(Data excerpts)

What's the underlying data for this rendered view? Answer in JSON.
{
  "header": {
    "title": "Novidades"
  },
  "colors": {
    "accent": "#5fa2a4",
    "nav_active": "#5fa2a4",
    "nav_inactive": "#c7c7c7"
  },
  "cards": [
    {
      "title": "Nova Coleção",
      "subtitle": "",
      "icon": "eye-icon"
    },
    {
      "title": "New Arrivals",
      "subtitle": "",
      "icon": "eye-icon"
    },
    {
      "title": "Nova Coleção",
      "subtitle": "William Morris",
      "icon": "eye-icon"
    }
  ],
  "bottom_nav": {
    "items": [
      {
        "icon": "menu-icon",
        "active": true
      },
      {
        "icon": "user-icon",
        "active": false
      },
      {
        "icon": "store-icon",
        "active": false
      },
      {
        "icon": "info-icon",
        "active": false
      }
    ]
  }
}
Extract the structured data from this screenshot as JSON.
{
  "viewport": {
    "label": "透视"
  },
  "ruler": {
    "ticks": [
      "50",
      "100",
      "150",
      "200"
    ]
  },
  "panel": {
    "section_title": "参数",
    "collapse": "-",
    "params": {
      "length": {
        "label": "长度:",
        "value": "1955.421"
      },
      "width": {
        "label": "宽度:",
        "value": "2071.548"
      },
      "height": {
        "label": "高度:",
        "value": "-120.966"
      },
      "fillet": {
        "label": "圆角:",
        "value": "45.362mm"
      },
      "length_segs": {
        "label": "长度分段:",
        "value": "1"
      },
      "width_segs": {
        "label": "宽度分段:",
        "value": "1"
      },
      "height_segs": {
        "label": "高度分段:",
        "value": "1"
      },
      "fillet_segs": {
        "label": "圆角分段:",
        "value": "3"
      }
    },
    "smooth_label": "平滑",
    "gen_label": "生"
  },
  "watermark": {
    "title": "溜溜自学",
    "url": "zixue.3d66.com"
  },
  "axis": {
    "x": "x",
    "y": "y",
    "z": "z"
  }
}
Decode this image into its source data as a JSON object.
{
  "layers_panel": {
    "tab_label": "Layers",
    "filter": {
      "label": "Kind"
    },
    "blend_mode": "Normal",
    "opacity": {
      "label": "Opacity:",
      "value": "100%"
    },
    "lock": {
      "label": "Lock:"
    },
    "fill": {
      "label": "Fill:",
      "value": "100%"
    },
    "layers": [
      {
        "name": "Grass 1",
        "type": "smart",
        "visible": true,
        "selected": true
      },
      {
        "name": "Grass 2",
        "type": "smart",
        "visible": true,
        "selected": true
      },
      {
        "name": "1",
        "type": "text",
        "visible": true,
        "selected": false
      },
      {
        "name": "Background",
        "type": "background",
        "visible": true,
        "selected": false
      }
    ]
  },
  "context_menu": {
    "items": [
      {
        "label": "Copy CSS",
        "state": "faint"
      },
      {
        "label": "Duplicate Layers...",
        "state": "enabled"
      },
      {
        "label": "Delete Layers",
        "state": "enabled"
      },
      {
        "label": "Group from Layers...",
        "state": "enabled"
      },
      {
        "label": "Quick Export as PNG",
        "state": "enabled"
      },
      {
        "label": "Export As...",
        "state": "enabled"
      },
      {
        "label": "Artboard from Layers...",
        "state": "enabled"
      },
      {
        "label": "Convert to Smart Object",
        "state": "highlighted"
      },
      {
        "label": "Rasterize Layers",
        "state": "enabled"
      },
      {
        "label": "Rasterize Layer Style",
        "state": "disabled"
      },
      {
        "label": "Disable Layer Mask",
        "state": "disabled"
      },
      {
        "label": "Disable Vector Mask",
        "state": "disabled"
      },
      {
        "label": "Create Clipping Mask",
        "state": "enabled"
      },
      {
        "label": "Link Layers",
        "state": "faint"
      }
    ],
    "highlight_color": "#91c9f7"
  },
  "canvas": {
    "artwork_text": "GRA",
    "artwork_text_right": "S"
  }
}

**Work to complete**
Pull every line containing the word "icon" out of the material and copy it.

**Task answer**
      "icon": "eye-icon"
      "icon": "eye-icon"
      "icon": "eye-icon"
        "icon": "menu-icon",
        "icon": "user-icon",
        "icon": "store-icon",
        "icon": "info-icon",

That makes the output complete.